# TEXTAUSSCHNITT:

_____

Finanzgericht Niedersachsen
Urt. v. 15.06.1999, Az.: VII (III) 291/96
Voaussetzungen für eine Grunderwerbssteuerbefreiung für eine Erbbaurechtsübertragung; Zeitpunkt der Verwirklichung eines Erwerbsvorgangs ; Einordnung eines Erbbaurechts als Belastung des Erwerbers
Bibliographie
- Gericht
- FG Niedersachsen
- Datum
- 15.06.1999
- Aktenzeichen
- VII (III) 291/96
- Entscheidungsform
- Urteil
- Referenz
- WKRS 1999, 19490
- Entscheidungsname
- [keine Angabe]
- ECLI
- ECLI:DE:FGNI:1999:0615.VII.III291.96.0A
Rechtsgrundlagen
- § 23 Abs. 4 GrEStG
- § 3 Nr. 5 GrEStG
Verfahrensgegenstand
Grunderwerbsteuer
Amtlicher Leitsatz
Grunderwerbsteuerbefreiung nach § 3 Nr. 5 GrEStG.
Der VII. Senat des Niedersächsischen Finanzgerichts hat
nach mündlicher Verhandlung
in der Sitzung vom 15. Juni 1999...
für Recht erkannt:
Tenor:
Unter Abänderung des Grunderwerbsteuerbescheids vom 6. Juni 1994 und des Einspruchsbescheids vom 14. Mai 1996 wird die Grunderwerbsteuer auf ... DM festgesetzt.
Im Übrigen wird die Klage abgewiesen.
Die Kosten des Rechtsstreits tragen die Klägerin zu 19/20 und der Beklagte zu 1/20.
Das Urteil ist hinsichtlich der Kosten vorläufig vollstreckbar.
Der Beklagte darf die Vollstreckung der Klägerin wegen der Kosten gegen Sicherheitsleistung in Höhe der zu erstattenden Kosten abwenden, wenn nicht die Klägerin ihrerseits vor der Vollstreckung Sicherheit in gleicher Höhe leistet.

_____

# AUSGELESENE DATEN:
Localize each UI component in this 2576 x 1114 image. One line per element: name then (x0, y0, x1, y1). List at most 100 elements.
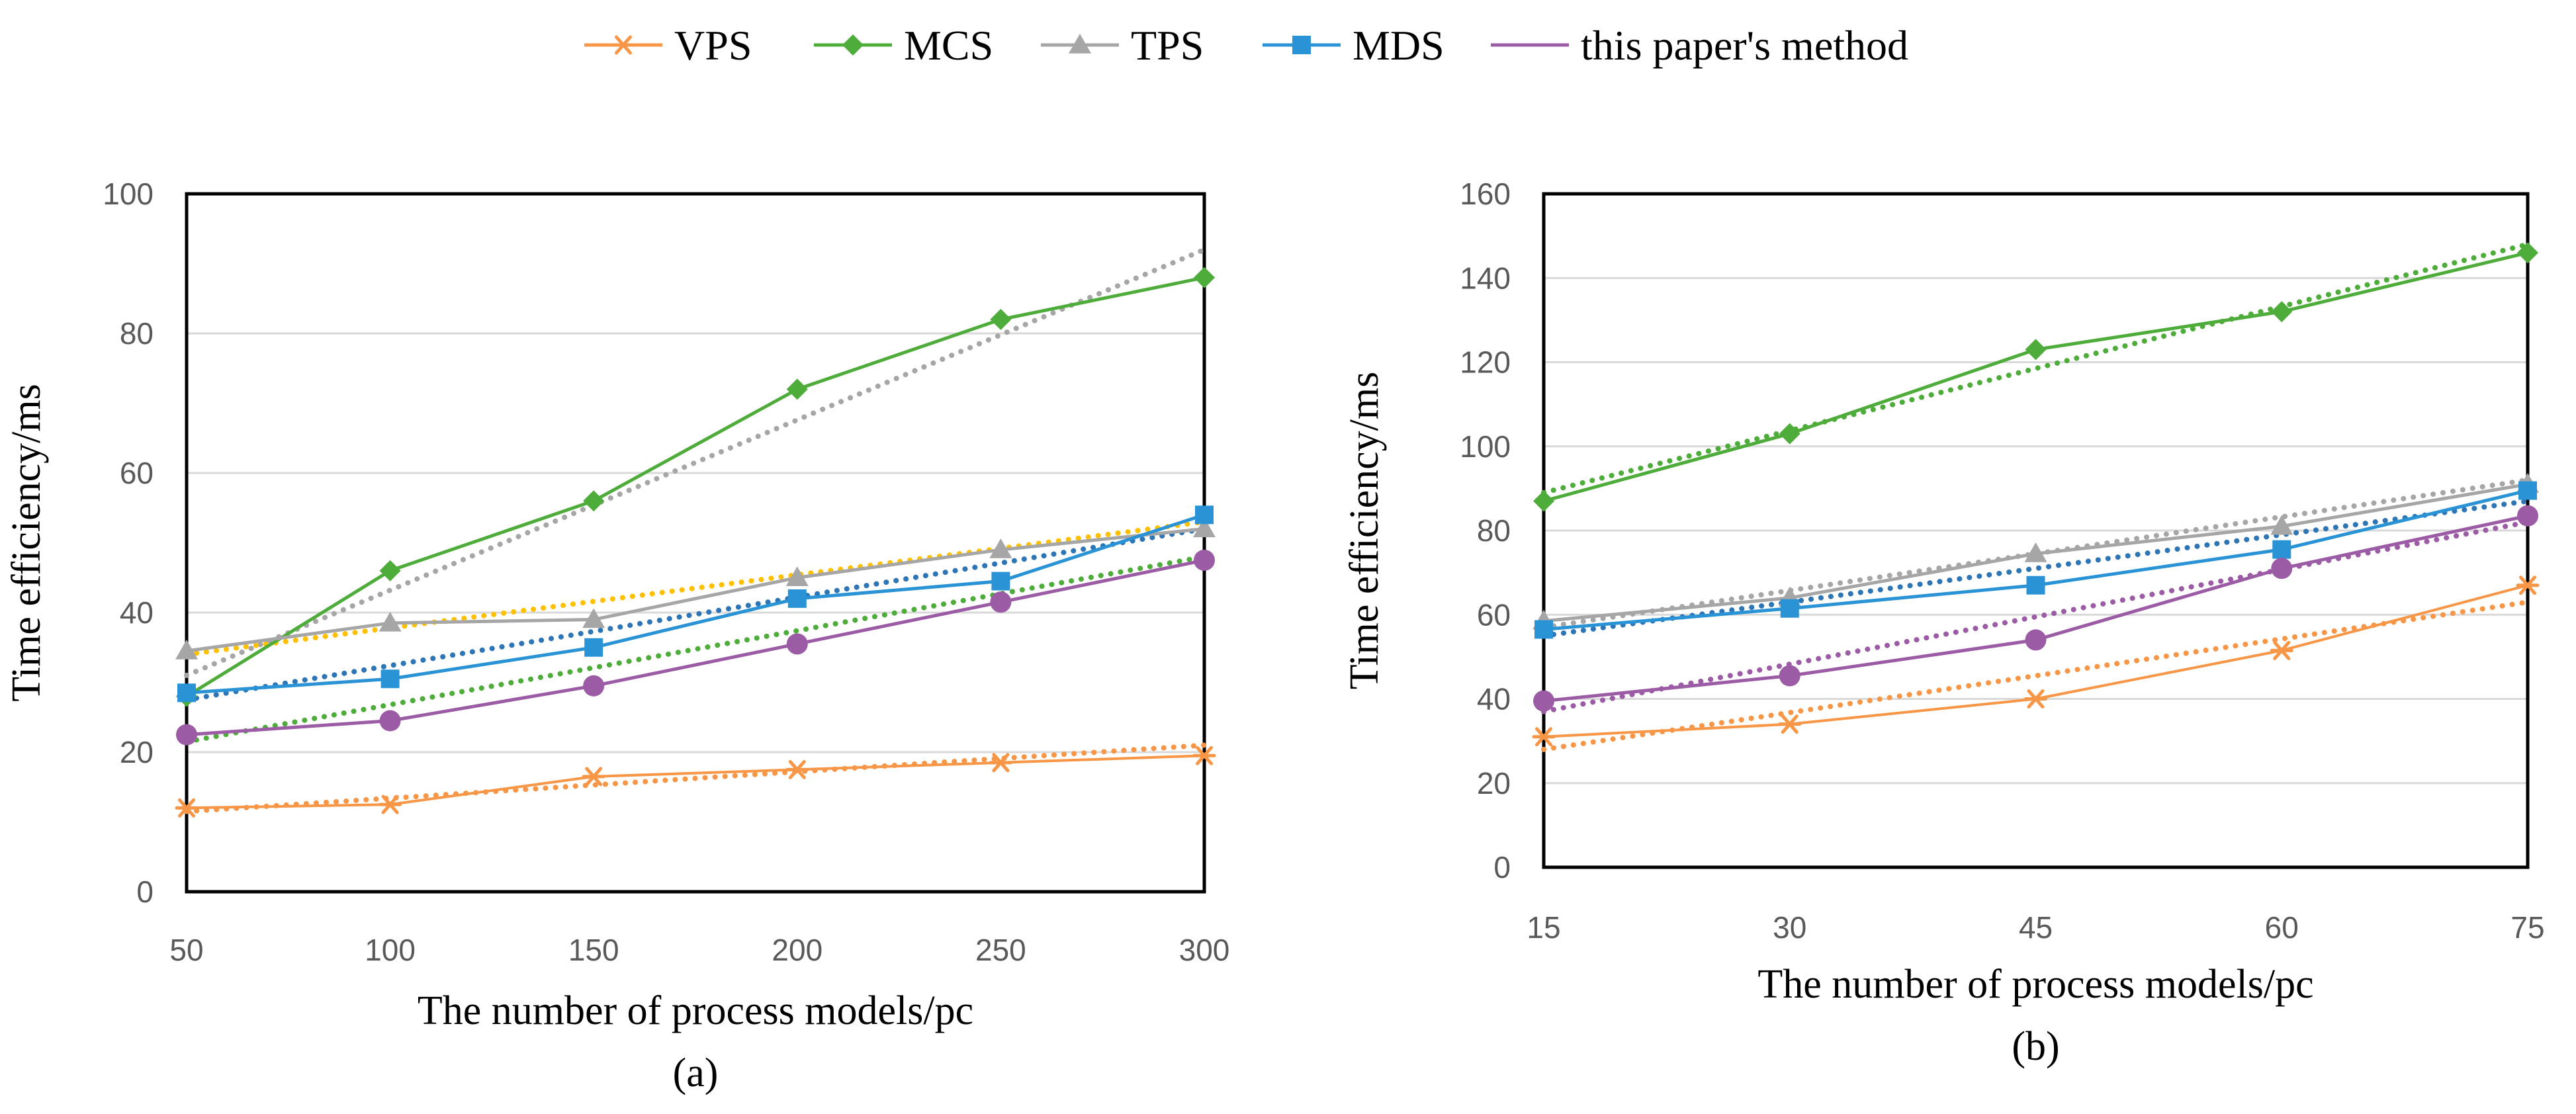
chart-a-point-vps-50 (175, 798, 199, 818)
chart-b-point-tps-45 (2024, 542, 2047, 562)
chart-a-point-tps-250 (989, 538, 1012, 558)
chart-a-point-mcs-300 (1194, 267, 1215, 288)
chart-b-ytick-160: 160 (1460, 177, 1511, 211)
chart-b-point-mcs-45 (2025, 339, 2047, 361)
chart-a-xtick-50: 50 (169, 933, 203, 967)
chart-b-point-mds-30 (1780, 599, 1799, 618)
legend-label-this-papers-method: this paper's method (1581, 22, 1908, 69)
chart-a-point-mds-50 (177, 683, 196, 703)
chart-a-point-mds-300 (1195, 505, 1214, 525)
legend-item-vps: VPS (584, 22, 752, 69)
chart-a-trendline-mcs (184, 247, 1207, 678)
legend-marker-tps (1069, 34, 1091, 54)
legend: VPS MCS TPS MDS this paper's method (584, 22, 1908, 69)
chart-a-point-vps-150 (582, 767, 605, 787)
chart-a-ytick-100: 100 (103, 177, 154, 211)
chart-b-series-mcs (1533, 242, 2538, 512)
chart-b-ytick-100: 100 (1460, 429, 1511, 464)
chart-b-xlabel: The number of process models/pc (1757, 962, 2313, 1007)
chart-b-ylabel: Time efficiency/ms (1342, 372, 1387, 689)
chart-a-trendlines (184, 247, 1207, 814)
chart-b-gridlines (1544, 193, 2528, 869)
chart-a-ylabel: Time efficiency/ms (4, 384, 49, 701)
legend-marker-mcs (842, 34, 864, 56)
chart-a-line-tps (186, 527, 1205, 653)
chart-b-ytick-60: 60 (1477, 597, 1511, 632)
chart-a-point-mds-250 (991, 572, 1010, 591)
chart-a-line-mcs (185, 276, 1205, 698)
chart-a-xtick-100: 100 (365, 933, 416, 967)
legend-label-mcs: MCS (904, 22, 993, 69)
chart-a: 0 20 40 60 80 100 50 100 150 200 250 300 Time effici… (4, 177, 1229, 1095)
chart-a-point-mcs-100 (379, 560, 401, 581)
chart-a-point-tps-200 (785, 566, 809, 586)
chart-a-point-vps-300 (1192, 746, 1216, 765)
chart-b-trendline-vps (1541, 599, 2530, 752)
chart-b-ytick-0: 0 (1493, 850, 1511, 884)
legend-label-tps: TPS (1131, 22, 1204, 69)
chart-a-point-vps-250 (989, 753, 1012, 773)
chart-b-xtick-15: 15 (1527, 910, 1560, 945)
chart-a-line-vps (186, 754, 1205, 810)
chart-b: 0 20 40 60 80 100 120 140 160 15 30 45 60 75 Time effi… (1342, 177, 2545, 1069)
chart-a-point-mcs-200 (786, 378, 808, 400)
chart-a-point-this-paper-s-method-50 (176, 724, 197, 746)
chart-a-trendline-this-paper-s-method (184, 554, 1207, 745)
chart-a-point-vps-100 (378, 794, 402, 814)
legend-marker-shape-mds (1292, 36, 1311, 54)
chart-a-trendline-mds (184, 526, 1207, 703)
legend-marker-mds (1292, 36, 1311, 54)
chart-a-series-tps (175, 517, 1216, 660)
chart-b-ytick-140: 140 (1460, 261, 1511, 295)
chart-b-point-vps-30 (1778, 714, 1802, 734)
chart-a-line-mds (186, 513, 1205, 695)
legend-marker-vps (611, 35, 635, 55)
legend-item-tps: TPS (1041, 22, 1204, 69)
chart-a-gridlines (187, 193, 1204, 893)
chart-a-line-this-paper-s-method (186, 558, 1205, 737)
chart-a-trendline-tps (184, 519, 1207, 658)
chart-a-point-tps-50 (175, 640, 198, 660)
chart-b-caption: (b) (2012, 1024, 2059, 1069)
legend-label-mds: MDS (1353, 22, 1444, 69)
chart-b-ytick-20: 20 (1477, 766, 1511, 800)
chart-b-xtick-60: 60 (2265, 910, 2299, 945)
chart-b-point-this-paper-s-method-30 (1779, 665, 1800, 687)
chart-b-trendline-this-paper-s-method (1541, 519, 2530, 714)
chart-a-caption: (a) (673, 1050, 719, 1095)
chart-a-point-this-paper-s-method-200 (786, 633, 808, 655)
chart-b-series-this-paper-s-method (1533, 505, 2538, 712)
chart-b-series-vps (1532, 576, 2540, 747)
chart-b-point-vps-15 (1532, 727, 1556, 747)
chart-b-point-mcs-60 (2271, 301, 2293, 323)
chart-a-point-mds-100 (380, 669, 400, 689)
chart-a-xtick-200: 200 (772, 933, 822, 967)
chart-b-ytick-120: 120 (1460, 345, 1511, 380)
chart-b-trendline-mds (1541, 498, 2530, 639)
chart-a-point-this-paper-s-method-300 (1194, 549, 1215, 571)
chart-b-point-mcs-75 (2517, 242, 2538, 264)
chart-a-trendline-vps (184, 742, 1207, 814)
chart-b-trendline-mcs (1541, 241, 2530, 495)
chart-b-trendlines (1541, 241, 2530, 752)
chart-a-series-this-paper-s-method (176, 549, 1215, 746)
chart-b-point-mcs-15 (1533, 490, 1554, 512)
chart-b-point-tps-60 (2270, 515, 2293, 535)
chart-a-point-mds-150 (584, 638, 603, 657)
chart-b-ytick-40: 40 (1477, 682, 1511, 716)
chart-b-point-mds-75 (2518, 481, 2537, 500)
chart-a-series-vps (175, 746, 1216, 818)
chart-a-xtick-150: 150 (568, 933, 619, 967)
chart-b-point-mds-15 (1534, 620, 1553, 639)
chart-a-point-mcs-150 (583, 490, 605, 512)
chart-b-xtick-30: 30 (1773, 910, 1806, 945)
chart-a-point-tps-100 (378, 611, 402, 632)
chart-b-point-this-paper-s-method-60 (2271, 558, 2293, 579)
chart-b-point-vps-60 (2270, 640, 2293, 660)
chart-a-ytick-0: 0 (136, 875, 154, 909)
chart-a-point-mds-200 (787, 589, 807, 608)
chart-b-plot-frame (1542, 192, 2530, 869)
chart-b-point-vps-75 (2516, 576, 2540, 595)
chart-a-point-tps-300 (1193, 517, 1216, 538)
chart-b-ytick-80: 80 (1477, 513, 1511, 548)
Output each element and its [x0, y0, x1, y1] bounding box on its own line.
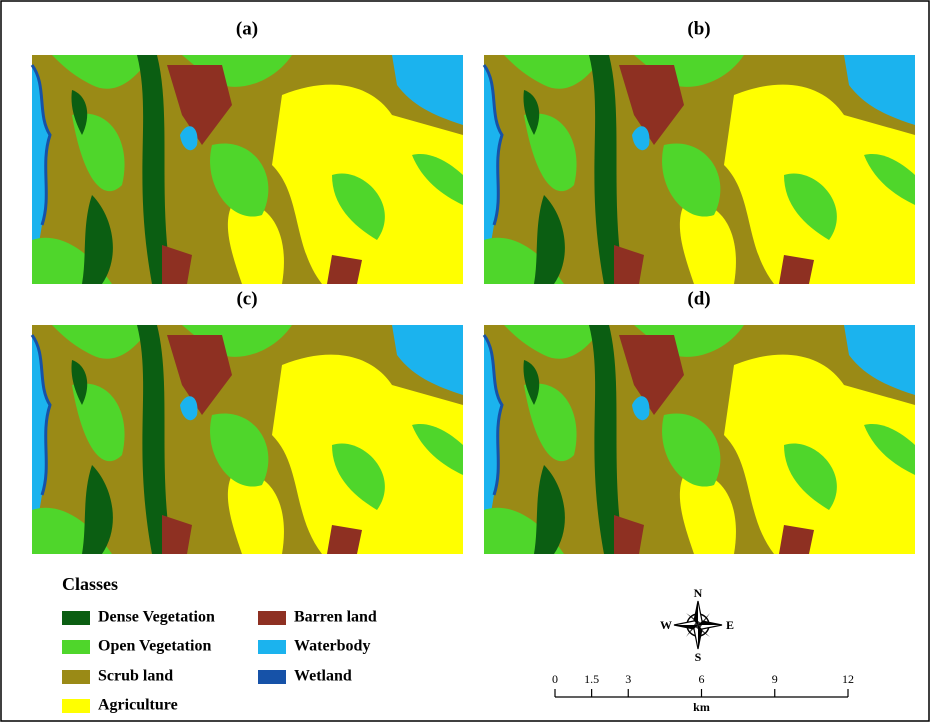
- legend-label: Open Vegetation: [98, 638, 211, 655]
- land-patch: [779, 525, 814, 554]
- legend-swatch: [62, 670, 90, 684]
- land-patch: [327, 525, 362, 554]
- legend-label: Wetland: [294, 668, 352, 685]
- scale-tick-label: 12: [842, 672, 854, 686]
- map-panel: [32, 55, 463, 284]
- map-panel: [484, 55, 915, 284]
- legend-swatch: [258, 670, 286, 684]
- scale-tick-label: 0: [552, 672, 558, 686]
- legend-label: Dense Vegetation: [98, 609, 215, 626]
- legend-swatch: [258, 640, 286, 654]
- panel-label: (d): [687, 288, 710, 309]
- legend-swatch: [258, 611, 286, 625]
- panel-label: (b): [687, 18, 710, 39]
- map-panel: [32, 325, 463, 554]
- compass-w: W: [660, 618, 672, 632]
- figure: Classes N E S W (a) (b) (c) (d) Dense Vegeta…: [0, 0, 931, 723]
- scale-unit: km: [693, 700, 710, 714]
- legend-label: Barren land: [294, 609, 377, 626]
- legend-title: Classes: [62, 574, 118, 594]
- legend-swatch: [62, 611, 90, 625]
- scale-tick-label: 1.5: [584, 672, 599, 686]
- panel-label: (c): [236, 288, 257, 309]
- panel-label: (a): [236, 18, 258, 39]
- compass-s: S: [695, 650, 702, 664]
- land-patch: [327, 255, 362, 284]
- legend-label: Waterbody: [294, 638, 370, 655]
- legend-label: Agriculture: [98, 697, 178, 714]
- legend-label: Scrub land: [98, 668, 173, 685]
- legend-swatch: [62, 640, 90, 654]
- map-panel: [484, 325, 915, 554]
- scale-tick-label: 6: [699, 672, 705, 686]
- land-patch: [779, 255, 814, 284]
- scale-tick-label: 3: [625, 672, 631, 686]
- legend-swatch: [62, 699, 90, 713]
- compass-n: N: [694, 586, 703, 600]
- scale-tick-label: 9: [772, 672, 778, 686]
- compass-e: E: [726, 618, 734, 632]
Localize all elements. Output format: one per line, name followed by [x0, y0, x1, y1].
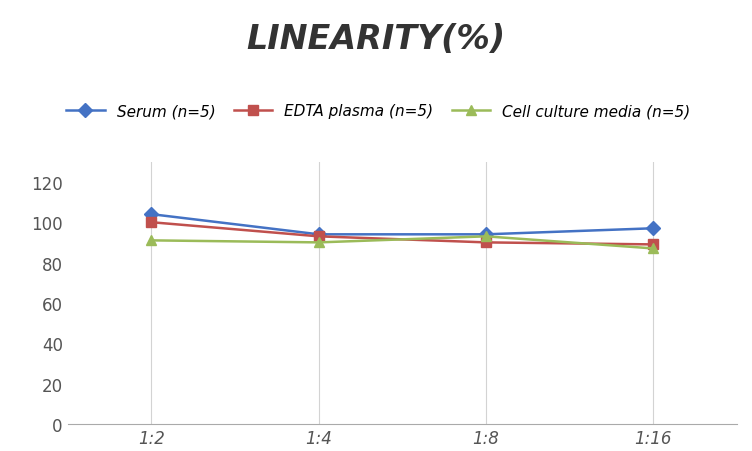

_____

# ARBEITSAUFTRAG:
Bitte setzen Sie das Urteil zur Grunderwerbsteuer im Anschluss an seinen letzten Satz fort.

# ERGEBNIS:
Tatbestand
Die Beteiligten streiten um die Frage, ob eine Erbbaurechtsübertragung an die Kl gemäß § 3 Nr. 5 Grunderwerbsteuergesetz (GrEStG) grunderwerbsteuerfrei ist.
Herr M W, der geschiedene Ehemann der Kl, verkaufte mit notariellem Vertrag vom 1. September 1993 das Erbbaurecht an dem Grundstück L, A Straße 44 B und C. Im Grundbuch war ein Vorkaufsrecht zugunsten der Kl und ihrer Mutter - den Eigentümerinnen des Grundstückseingetragen. Das Vorkaufsrecht wurde im Jahr 1983 zusammen mit der Erbbaurechtsbestellung in das Grundbuch eingetragen.
Das Vorkaufsrecht wurde ausgeübt und das Erbbaurecht ging vom Ehemann der Kl auf die Kl und ihre Mutter über.
Mit Bescheid vom 6. Juni 1994 wurde Grunderwerbsteuer gegen die Kl festgesetzt, wobei die Hälfte des Kaufpreises und die Hälfte des Kapitalwerts der Erbbaurechtsverpflichtung als Bemessungsgrundlage der Besteuerung zugrunde gelegt wurde.
Gegen diese Grunderwerbsteuerfestsetzung richtet sich die Klage. Zur Begründung ihrer Klage trägt die Kl vor, dass die Voraussetzungen des § 3 Nr. 5 GrEStG im vorliegenden Fall gegeben seien. Dies ergebe sich insbesondere aus dem Inhalt des zwischen ihrem geschiedenen Ehemann und ihr vor dem Amtsgericht S am 11. Dezember 1990 geschlossenen Vergleich. Hiernach sei ihr geschiedener Ehemann verpflichtet gewesen, bezüglich des Erbbaurechts und der Grundpfandrechte, die auf ihren Grundstücken lasten, bis spätestens 30. Januar 1991 einen Vorschlag zu unterbreiten, wie und in welchem Umfang Ablösung bzw. Übernahme erfolgen könne. Da ihr geschiedener Ehemann trotz diverser Aufforderungen keinen Vorschlag unterbreitet habe, konnte erst nach Abschluss des notariellen Vertrages vom 1. September 1993 und der Ausübung des Vorkaufsrechts durch sie eine endgültige Regelung getroffen werden.
Die Kl beantragt,
den Grunderwerbsteuerbescheid vom 6. Juni 1994 und die Einspruchsentscheidung des Beklagten vom 14. Mai 1996 aufzuheben.
Der Beklagte, der im Termin zur mündlichen Verhandlung nicht erschienen ist, hat im Schriftsatz vom 9. Oktober 1996 den Antrag angekündigt,
die Klage abzuweisen.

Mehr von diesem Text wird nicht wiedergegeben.